**LISTING**

|---|

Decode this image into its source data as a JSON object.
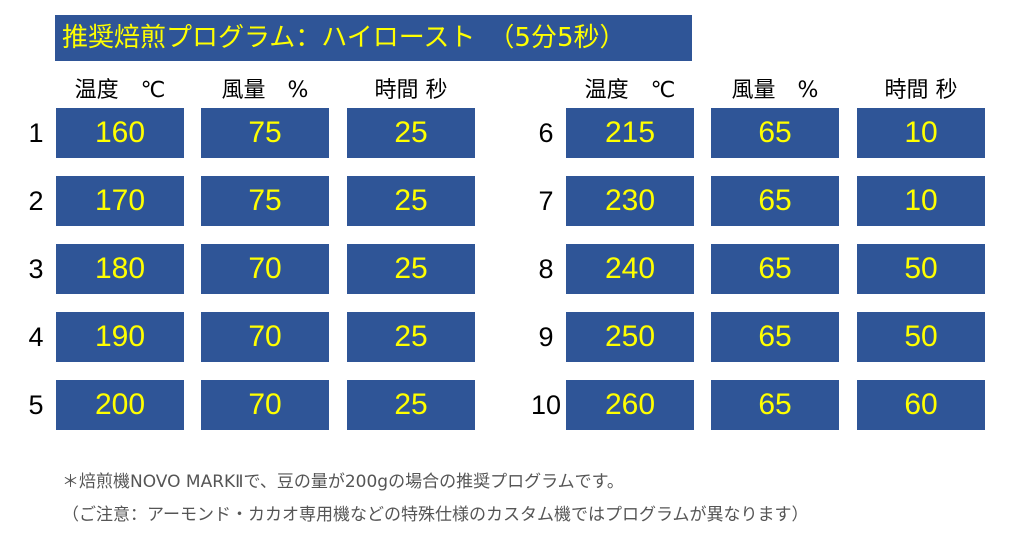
{
  "title": "推奨焙煎プログラム：ハイロースト　（5分5秒）",
  "headers": {
    "temp": "温度　℃",
    "airflow": "風量　%",
    "time": "時間 秒"
  },
  "colors": {
    "cell_bg": "#2f5597",
    "cell_text": "#ffff00",
    "label_text": "#000000",
    "note_text": "#555555"
  },
  "steps": [
    {
      "no": "1",
      "temp": "160",
      "airflow": "75",
      "time": "25"
    },
    {
      "no": "2",
      "temp": "170",
      "airflow": "75",
      "time": "25"
    },
    {
      "no": "3",
      "temp": "180",
      "airflow": "70",
      "time": "25"
    },
    {
      "no": "4",
      "temp": "190",
      "airflow": "70",
      "time": "25"
    },
    {
      "no": "5",
      "temp": "200",
      "airflow": "70",
      "time": "25"
    },
    {
      "no": "6",
      "temp": "215",
      "airflow": "65",
      "time": "10"
    },
    {
      "no": "7",
      "temp": "230",
      "airflow": "65",
      "time": "10"
    },
    {
      "no": "8",
      "temp": "240",
      "airflow": "65",
      "time": "50"
    },
    {
      "no": "9",
      "temp": "250",
      "airflow": "65",
      "time": "50"
    },
    {
      "no": "10",
      "temp": "260",
      "airflow": "65",
      "time": "60"
    }
  ],
  "notes": {
    "line1": "＊焙煎機NOVO MARKⅡで、豆の量が200gの場合の推奨プログラムです。",
    "line2": "（ご注意：アーモンド・カカオ専用機などの特殊仕様のカスタム機ではプログラムが異なります）"
  }
}
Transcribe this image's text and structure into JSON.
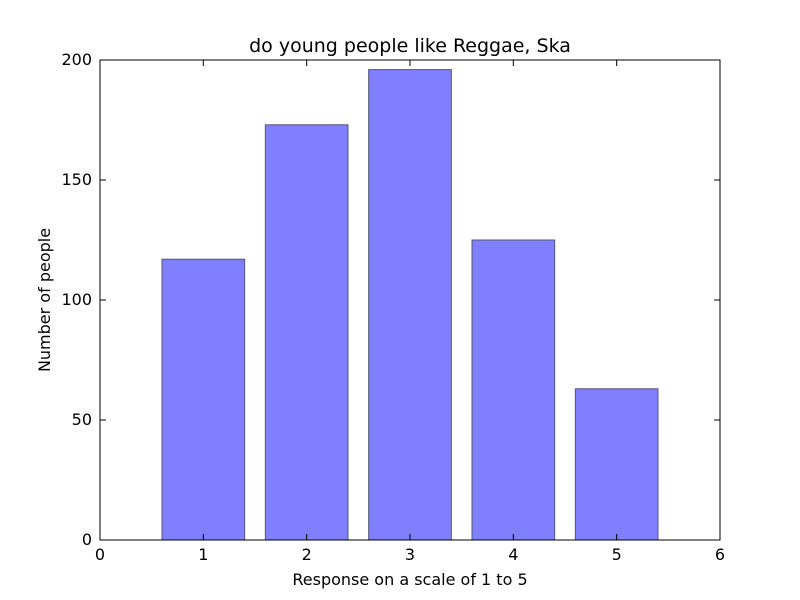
{
  "chart_data": {
    "type": "bar",
    "title": "do young people like Reggae, Ska",
    "xlabel": "Response on a scale of 1 to 5",
    "ylabel": "Number of people",
    "categories": [
      "1",
      "2",
      "3",
      "4",
      "5"
    ],
    "x": [
      1,
      2,
      3,
      4,
      5
    ],
    "values": [
      117,
      173,
      196,
      125,
      63
    ],
    "xlim": [
      0,
      6
    ],
    "ylim": [
      0,
      200
    ],
    "xticks": [
      "0",
      "1",
      "2",
      "3",
      "4",
      "5",
      "6"
    ],
    "yticks": [
      "0",
      "50",
      "100",
      "150",
      "200"
    ],
    "grid": false,
    "legend": "none",
    "colors": {
      "bar_fill": "#8080ff",
      "bar_stroke": "#555577",
      "axes": "#000000"
    }
  }
}
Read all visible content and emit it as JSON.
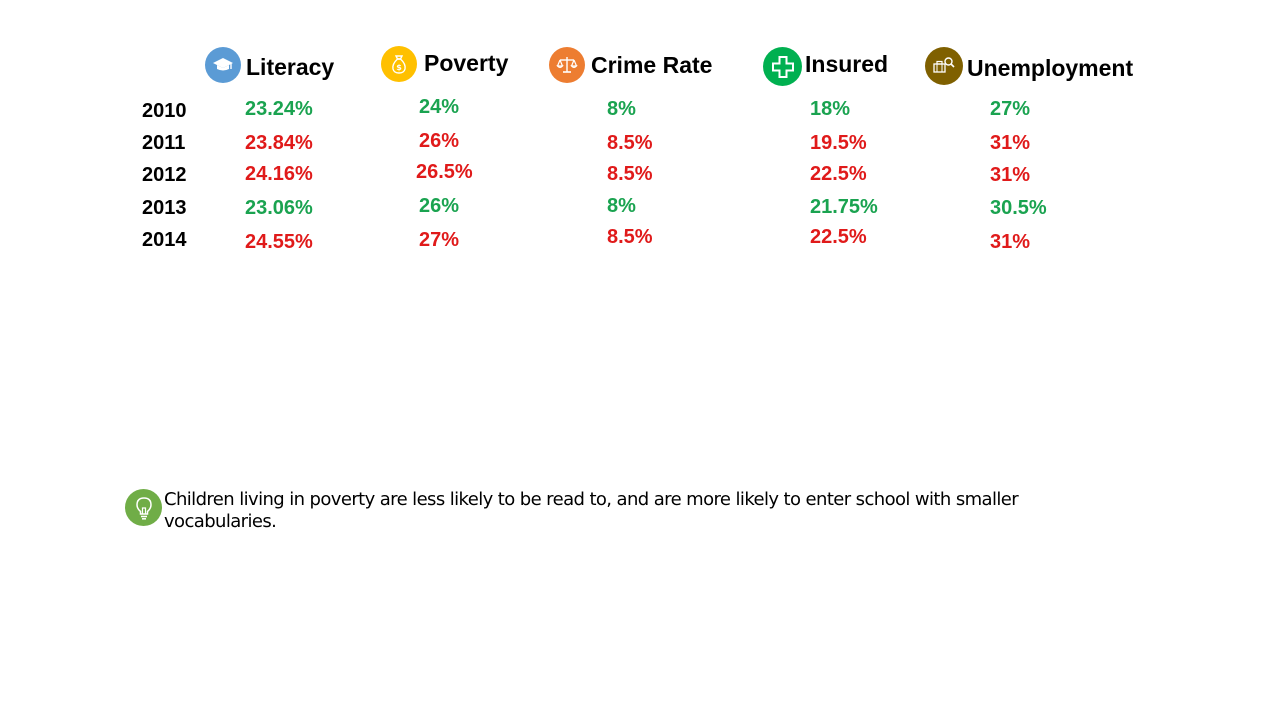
{
  "colors": {
    "good": "#1aa350",
    "bad": "#e01a1a"
  },
  "metrics": [
    {
      "key": "literacy",
      "label": "Literacy",
      "icon": "graduation-cap-icon",
      "icon_color": "#5b9bd5"
    },
    {
      "key": "poverty",
      "label": "Poverty",
      "icon": "money-bag-icon",
      "icon_color": "#ffc000"
    },
    {
      "key": "crime",
      "label": "Crime Rate",
      "icon": "scales-icon",
      "icon_color": "#ed7d31"
    },
    {
      "key": "insured",
      "label": "Insured",
      "icon": "medical-cross-icon",
      "icon_color": "#00b050"
    },
    {
      "key": "unemployment",
      "label": "Unemployment",
      "icon": "briefcase-search-icon",
      "icon_color": "#7f6000"
    }
  ],
  "rows": [
    {
      "year": "2010",
      "cells": [
        {
          "v": "23.24%",
          "s": "good"
        },
        {
          "v": "24%",
          "s": "good"
        },
        {
          "v": "8%",
          "s": "good"
        },
        {
          "v": "18%",
          "s": "good"
        },
        {
          "v": "27%",
          "s": "good"
        }
      ]
    },
    {
      "year": "2011",
      "cells": [
        {
          "v": "23.84%",
          "s": "bad"
        },
        {
          "v": "26%",
          "s": "bad"
        },
        {
          "v": "8.5%",
          "s": "bad"
        },
        {
          "v": "19.5%",
          "s": "bad"
        },
        {
          "v": "31%",
          "s": "bad"
        }
      ]
    },
    {
      "year": "2012",
      "cells": [
        {
          "v": "24.16%",
          "s": "bad"
        },
        {
          "v": "26.5%",
          "s": "bad"
        },
        {
          "v": "8.5%",
          "s": "bad"
        },
        {
          "v": "22.5%",
          "s": "bad"
        },
        {
          "v": "31%",
          "s": "bad"
        }
      ]
    },
    {
      "year": "2013",
      "cells": [
        {
          "v": "23.06%",
          "s": "good"
        },
        {
          "v": "26%",
          "s": "good"
        },
        {
          "v": "8%",
          "s": "good"
        },
        {
          "v": "21.75%",
          "s": "good"
        },
        {
          "v": "30.5%",
          "s": "good"
        }
      ]
    },
    {
      "year": "2014",
      "cells": [
        {
          "v": "24.55%",
          "s": "bad"
        },
        {
          "v": "27%",
          "s": "bad"
        },
        {
          "v": "8.5%",
          "s": "bad"
        },
        {
          "v": "22.5%",
          "s": "bad"
        },
        {
          "v": "31%",
          "s": "bad"
        }
      ]
    }
  ],
  "note": {
    "icon": "lightbulb-icon",
    "icon_color": "#70ad47",
    "text": "Children living in poverty are less likely to be read to, and are more likely to enter school with smaller vocabularies."
  }
}
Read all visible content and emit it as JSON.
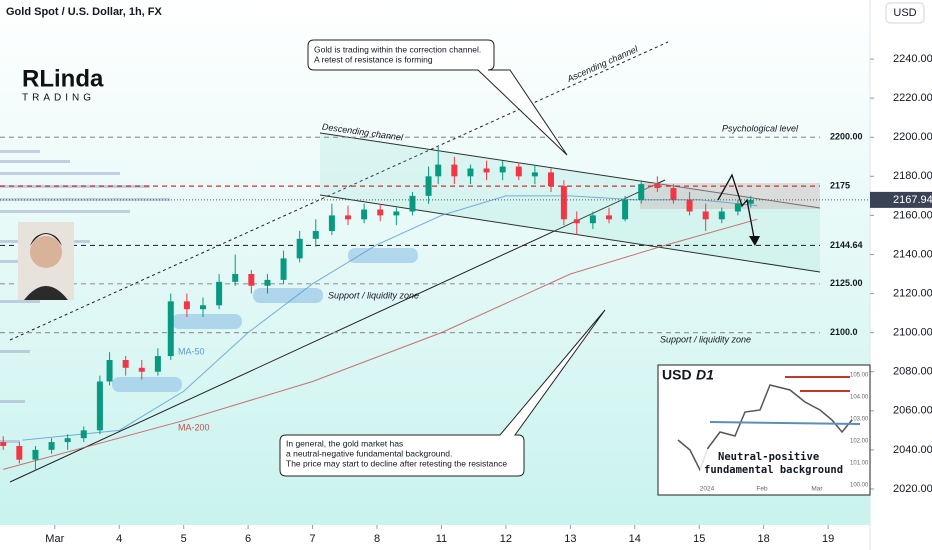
{
  "chart_data": {
    "type": "candlestick",
    "title": "Gold Spot / U.S. Dollar, 1h, FX",
    "currency_button": "USD",
    "logo": {
      "name": "RLinda",
      "sub": "TRADING"
    },
    "xlim": [
      -0.85,
      12.65
    ],
    "ylim": [
      2010,
      2260
    ],
    "xticks": [
      {
        "value": 0,
        "label": "Mar"
      },
      {
        "value": 1,
        "label": "4"
      },
      {
        "value": 2,
        "label": "5"
      },
      {
        "value": 3,
        "label": "6"
      },
      {
        "value": 4,
        "label": "7"
      },
      {
        "value": 5,
        "label": "8"
      },
      {
        "value": 6,
        "label": "11"
      },
      {
        "value": 7,
        "label": "12"
      },
      {
        "value": 8,
        "label": "13"
      },
      {
        "value": 9,
        "label": "14"
      },
      {
        "value": 10,
        "label": "15"
      },
      {
        "value": 11,
        "label": "18"
      },
      {
        "value": 12,
        "label": "19"
      }
    ],
    "yticks": [
      {
        "value": 2020,
        "label": "2020.00"
      },
      {
        "value": 2040,
        "label": "2040.00"
      },
      {
        "value": 2060,
        "label": "2060.00"
      },
      {
        "value": 2080,
        "label": "2080.00"
      },
      {
        "value": 2100,
        "label": "2100.00"
      },
      {
        "value": 2120,
        "label": "2120.00"
      },
      {
        "value": 2140,
        "label": "2140.00"
      },
      {
        "value": 2160,
        "label": "2160.00"
      },
      {
        "value": 2180,
        "label": "2180.00"
      },
      {
        "value": 2200,
        "label": "2200.00"
      },
      {
        "value": 2220,
        "label": "2220.00"
      },
      {
        "value": 2240,
        "label": "2240.00"
      }
    ],
    "up_color": "#089981",
    "down_color": "#f23645",
    "x": [
      -0.8,
      -0.55,
      -0.3,
      -0.05,
      0.2,
      0.45,
      0.7,
      0.85,
      1.1,
      1.35,
      1.6,
      1.8,
      2.05,
      2.3,
      2.55,
      2.8,
      3.05,
      3.3,
      3.55,
      3.8,
      4.05,
      4.3,
      4.55,
      4.8,
      5.05,
      5.3,
      5.55,
      5.8,
      5.95,
      6.2,
      6.45,
      6.7,
      6.95,
      7.2,
      7.45,
      7.7,
      7.9,
      8.1,
      8.35,
      8.6,
      8.85,
      9.1,
      9.35,
      9.6,
      9.85,
      10.1,
      10.35,
      10.6,
      10.8
    ],
    "open": [
      2044,
      2042,
      2035,
      2040,
      2044,
      2046,
      2050,
      2075,
      2086,
      2082,
      2080,
      2088,
      2116,
      2112,
      2114,
      2126,
      2130,
      2124,
      2127,
      2138,
      2148,
      2152,
      2160,
      2158,
      2163,
      2160,
      2162,
      2170,
      2180,
      2186,
      2180,
      2184,
      2182,
      2185,
      2180,
      2182,
      2175,
      2158,
      2156,
      2160,
      2158,
      2168,
      2176,
      2174,
      2168,
      2162,
      2158,
      2162,
      2166
    ],
    "high": [
      2047,
      2044,
      2042,
      2046,
      2048,
      2052,
      2078,
      2090,
      2088,
      2086,
      2092,
      2120,
      2120,
      2118,
      2130,
      2140,
      2132,
      2130,
      2142,
      2152,
      2158,
      2166,
      2165,
      2166,
      2166,
      2164,
      2172,
      2185,
      2195,
      2190,
      2186,
      2188,
      2188,
      2187,
      2186,
      2184,
      2178,
      2162,
      2162,
      2164,
      2170,
      2178,
      2180,
      2176,
      2172,
      2166,
      2164,
      2168,
      2170
    ],
    "low": [
      2040,
      2033,
      2030,
      2038,
      2040,
      2044,
      2048,
      2073,
      2078,
      2076,
      2078,
      2086,
      2108,
      2108,
      2112,
      2124,
      2120,
      2120,
      2125,
      2136,
      2144,
      2150,
      2155,
      2156,
      2157,
      2155,
      2160,
      2166,
      2176,
      2176,
      2176,
      2178,
      2178,
      2178,
      2176,
      2172,
      2155,
      2150,
      2153,
      2156,
      2157,
      2166,
      2172,
      2166,
      2160,
      2152,
      2156,
      2160,
      2164
    ],
    "close": [
      2042,
      2035,
      2040,
      2044,
      2046,
      2050,
      2075,
      2086,
      2082,
      2080,
      2088,
      2116,
      2112,
      2114,
      2126,
      2130,
      2124,
      2127,
      2138,
      2148,
      2152,
      2160,
      2158,
      2163,
      2160,
      2162,
      2170,
      2180,
      2186,
      2180,
      2184,
      2182,
      2185,
      2180,
      2182,
      2175,
      2158,
      2156,
      2160,
      2158,
      2168,
      2176,
      2174,
      2168,
      2162,
      2158,
      2162,
      2166,
      2167.94
    ],
    "last_price": 2167.94,
    "moving_averages": [
      {
        "name": "MA-50",
        "color": "#5b9bd5",
        "x": [
          -0.5,
          1,
          2,
          3,
          4,
          5,
          6,
          7,
          8,
          9,
          10,
          10.9
        ],
        "values": [
          2045,
          2050,
          2070,
          2100,
          2125,
          2145,
          2160,
          2170,
          2170,
          2168,
          2168,
          2165
        ]
      },
      {
        "name": "MA-200",
        "color": "#c0504d",
        "x": [
          -0.8,
          2,
          4,
          6,
          8,
          9.5,
          10.9
        ],
        "values": [
          2030,
          2055,
          2075,
          2100,
          2130,
          2145,
          2158
        ]
      }
    ],
    "levels": [
      {
        "value": 2200,
        "label": "2200.00",
        "color": "#999999"
      },
      {
        "value": 2175,
        "label": 2175,
        "color": "#d32f2f"
      },
      {
        "value": 2144.64,
        "label": 2144.64,
        "color": "#333333"
      },
      {
        "value": 2125,
        "label": "2125.00",
        "color": "#999999"
      },
      {
        "value": 2100,
        "label": "2100.0",
        "color": "#999999"
      }
    ],
    "annotations": {
      "callout_top": [
        "Gold is trading within the correction channel.",
        "A retest of resistance is forming"
      ],
      "callout_bottom": [
        "In general, the gold market has",
        "a neutral-negative fundamental background.",
        "The price may start to decline after retesting the resistance"
      ],
      "ascending_channel": "Ascending channel",
      "descending_channel": "Descending channel",
      "psychological_level": "Psychological level",
      "support_left": "Support / liquidity zone",
      "support_right": "Support / liquidity zone"
    },
    "inset": {
      "title": "USD",
      "timeframe": "D1",
      "note": [
        "Neutral-positive",
        "fundamental background"
      ],
      "yticks": [
        "105.00",
        "104.00",
        "103.00",
        "102.00",
        "101.00",
        "100.00"
      ],
      "xticks": [
        "2024",
        "Feb",
        "Mar"
      ]
    }
  }
}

|---|

**PROBLEM DESCRIPTION**
Each line that holds the word "liquidity" should be extracted from the records.

**WRITTEN ANSWER**
      "support_left": "Support / liquidity zone",
      "support_right": "Support / liquidity zone"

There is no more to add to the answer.